6) Applying gel stain over a finished surface. CLEAN the surface completely using a 50/50/mixture of de-natured alcohol and water. then lightly sand the surface with something like a 220 grit sanding sponge. This is important: Your goal here is NOT to sand the old finish off. Your goal is just to lightly sand to give the old surface some microscopic scratches, or "tooth". This gives the gel stain something to grab onto. Apply a lot of gel stain. Go overboard a bit. Instead of wiping off the excess, use what is called a "dry brush" technique. This technique is explained in a few of the general finishes videos. Use one brush to remove the excess, and one brush to feather out the stain. The first coat will have a lot of brush marks. Don't worry, the second coat will cover them. you can apply the gel stain with a foam brush just to get everything covered. Then use 2 natural bristle brushes for the dry brushing process. Always go with the grain during the dry brushing.

7) Let the first coat dry longer than is recommended. They say it is a 24 hour dry time at 70 degrees with 50% humidity. I had those conditions almost exactly, but I waited 72 hours before applying the second coat.

8) No more than 2 coats of gel stain, or else you might as well be using paint.

9) Personally, I would let the piece CURE a full 30 days before applying a clear top coat.

10) If you are sanding a raw wood piece, you do not want it smooth as glass. Sand it 120 grit, then 150, then stop. You need some tooth in the wood for the stain to grab, and if you go to 220 on raw wood, it's too smooth, and your stain will just slide around. You can, however, use 220 on a previously finished or a newly shellacked piece, because this is a finished surface.

* * *

▸ Work task A
Answer these questions from the gel stain tips:
(i) What grit of sanding sponge is suggested for lightly sanding a finished surface before applying gel stain?
(ii) How long did the writer wait before applying the second coat?
(iii) How long would the writer let the piece cure before applying a clear top coat?
▸ Work task B
Carry on the gel stain tips past their last sentence.
The listing is not needed for any of this work.

Stored data entries:

* * *

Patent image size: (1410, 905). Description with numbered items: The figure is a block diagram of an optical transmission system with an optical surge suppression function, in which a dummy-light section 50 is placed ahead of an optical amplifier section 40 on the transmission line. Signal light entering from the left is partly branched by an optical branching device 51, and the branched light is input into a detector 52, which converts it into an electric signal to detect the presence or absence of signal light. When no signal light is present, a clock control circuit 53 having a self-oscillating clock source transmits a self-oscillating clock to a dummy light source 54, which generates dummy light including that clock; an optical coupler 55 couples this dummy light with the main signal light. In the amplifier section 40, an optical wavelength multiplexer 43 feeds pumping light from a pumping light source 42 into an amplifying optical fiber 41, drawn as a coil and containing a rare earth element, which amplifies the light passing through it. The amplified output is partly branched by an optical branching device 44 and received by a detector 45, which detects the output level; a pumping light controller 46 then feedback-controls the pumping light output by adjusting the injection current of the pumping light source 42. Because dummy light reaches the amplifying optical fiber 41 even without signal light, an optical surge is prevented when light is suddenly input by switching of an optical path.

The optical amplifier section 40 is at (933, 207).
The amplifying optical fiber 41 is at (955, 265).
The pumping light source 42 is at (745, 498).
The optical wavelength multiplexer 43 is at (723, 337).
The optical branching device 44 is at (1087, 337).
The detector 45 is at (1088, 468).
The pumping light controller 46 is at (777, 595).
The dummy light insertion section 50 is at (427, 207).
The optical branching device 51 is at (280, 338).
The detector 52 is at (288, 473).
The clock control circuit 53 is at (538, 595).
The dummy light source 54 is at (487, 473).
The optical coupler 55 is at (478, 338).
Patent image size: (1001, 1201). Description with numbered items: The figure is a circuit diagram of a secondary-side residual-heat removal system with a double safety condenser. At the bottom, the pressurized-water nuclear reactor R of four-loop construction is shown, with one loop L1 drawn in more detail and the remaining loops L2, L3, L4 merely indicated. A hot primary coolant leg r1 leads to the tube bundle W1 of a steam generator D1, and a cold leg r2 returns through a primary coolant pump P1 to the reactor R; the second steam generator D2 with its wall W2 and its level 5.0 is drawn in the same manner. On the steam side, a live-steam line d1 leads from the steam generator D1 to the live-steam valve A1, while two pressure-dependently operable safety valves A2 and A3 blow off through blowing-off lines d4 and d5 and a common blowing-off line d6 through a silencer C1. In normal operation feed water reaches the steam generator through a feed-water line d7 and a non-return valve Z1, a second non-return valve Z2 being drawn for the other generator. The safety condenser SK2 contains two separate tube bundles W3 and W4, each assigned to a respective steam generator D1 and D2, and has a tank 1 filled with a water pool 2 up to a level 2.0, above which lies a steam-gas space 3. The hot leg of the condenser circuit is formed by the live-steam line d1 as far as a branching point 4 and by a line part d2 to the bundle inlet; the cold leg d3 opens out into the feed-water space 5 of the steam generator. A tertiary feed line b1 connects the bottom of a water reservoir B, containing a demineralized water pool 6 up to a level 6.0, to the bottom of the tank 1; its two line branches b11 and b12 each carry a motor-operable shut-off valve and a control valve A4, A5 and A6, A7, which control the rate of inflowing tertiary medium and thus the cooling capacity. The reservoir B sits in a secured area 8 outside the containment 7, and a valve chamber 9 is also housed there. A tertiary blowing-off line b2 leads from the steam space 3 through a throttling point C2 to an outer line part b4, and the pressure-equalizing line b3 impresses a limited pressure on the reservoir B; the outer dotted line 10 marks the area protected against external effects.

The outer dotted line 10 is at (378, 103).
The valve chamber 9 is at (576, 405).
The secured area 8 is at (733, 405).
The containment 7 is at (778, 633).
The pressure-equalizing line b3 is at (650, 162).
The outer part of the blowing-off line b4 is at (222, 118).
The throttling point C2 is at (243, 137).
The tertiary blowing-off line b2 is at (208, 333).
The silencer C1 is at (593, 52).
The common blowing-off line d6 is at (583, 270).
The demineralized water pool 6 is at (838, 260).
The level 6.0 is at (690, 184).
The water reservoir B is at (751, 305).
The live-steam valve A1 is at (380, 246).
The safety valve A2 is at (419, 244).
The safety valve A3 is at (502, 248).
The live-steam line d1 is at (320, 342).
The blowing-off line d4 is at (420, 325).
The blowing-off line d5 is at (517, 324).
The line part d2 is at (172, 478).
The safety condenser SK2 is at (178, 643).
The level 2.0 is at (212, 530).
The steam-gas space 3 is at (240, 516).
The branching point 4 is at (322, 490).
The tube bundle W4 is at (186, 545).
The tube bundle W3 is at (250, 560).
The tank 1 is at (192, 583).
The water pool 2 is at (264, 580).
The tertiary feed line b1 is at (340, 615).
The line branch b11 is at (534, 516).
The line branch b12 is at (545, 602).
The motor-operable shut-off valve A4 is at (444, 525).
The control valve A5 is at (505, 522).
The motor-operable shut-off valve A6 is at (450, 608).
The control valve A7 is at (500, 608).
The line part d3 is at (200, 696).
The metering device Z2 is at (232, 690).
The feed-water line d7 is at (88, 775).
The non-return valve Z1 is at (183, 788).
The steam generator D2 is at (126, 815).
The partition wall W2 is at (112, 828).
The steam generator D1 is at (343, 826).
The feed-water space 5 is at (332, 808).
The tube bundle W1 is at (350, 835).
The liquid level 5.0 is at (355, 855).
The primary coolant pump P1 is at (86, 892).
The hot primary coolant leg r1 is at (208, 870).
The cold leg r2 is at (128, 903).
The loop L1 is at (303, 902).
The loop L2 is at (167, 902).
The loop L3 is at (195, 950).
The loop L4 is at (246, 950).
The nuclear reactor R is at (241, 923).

* * *

▸ Task result A
(i) Something like a 220 grit sanding sponge.
(ii) 72 hours.
(iii) A full 30 days.

▸ Task result B
11) Gel stain has polyurethane in it, so it's going to look like it does not need a clear coat on top of it. However, you do indeed need a clear topcoat for durability. If you have a dark color stain, you can use an oil based clear coat (any oil based clear coat will "amber" or yellow). If you have a lighter colored stain, you may want to use a water based clear coat. However, if you use water based over an oil based gel stain, you have to wait at least 72 hours before applying the clear coat. However, I'm waiting 30 days before applying any clear coat, to ensure the gel is good and hardened.

Good luck!

3catwoman3

(23,985 posts)
25. I have no experience at this whatever.
Sat Sep 25, 2021, 03:46 PM
Sep 2021

We have a neighbor who is a very accomplished craftsman. I may just see if I can pay him to do it -

LuckyCharms

(17,426 posts)
26. That's an option!
Sat Sep 25, 2021, 03:51 PM
Sep 2021

I also have some mission tables and other pieces that I am going to gel stain.

If you know someone who has experience using it, they can do it easily.

You might find, however, that some craftspeople are very old school, and either refuse to use gel stain, or simply haven't used it. Make sure he knows how to use it, or he'll try to stain it like he is using a regular penetrating stain because that may be what he has used all his life.

3catwoman3

(23,985 posts)
33. He is a pilot by profession, and, IIRC, self-taught with his DIY skills. Everything...
Sat Sep 25, 2021, 10:43 PM
Sep 2021

...we've seen of his is really well done.

I spent my whole career as a pediatric nurse practitioner, and am very patient with people, but not so much with things. I don't sew, or knit, or crochet, or do needlepoint, or scrap booking or anything that might even remotely be consider a craft.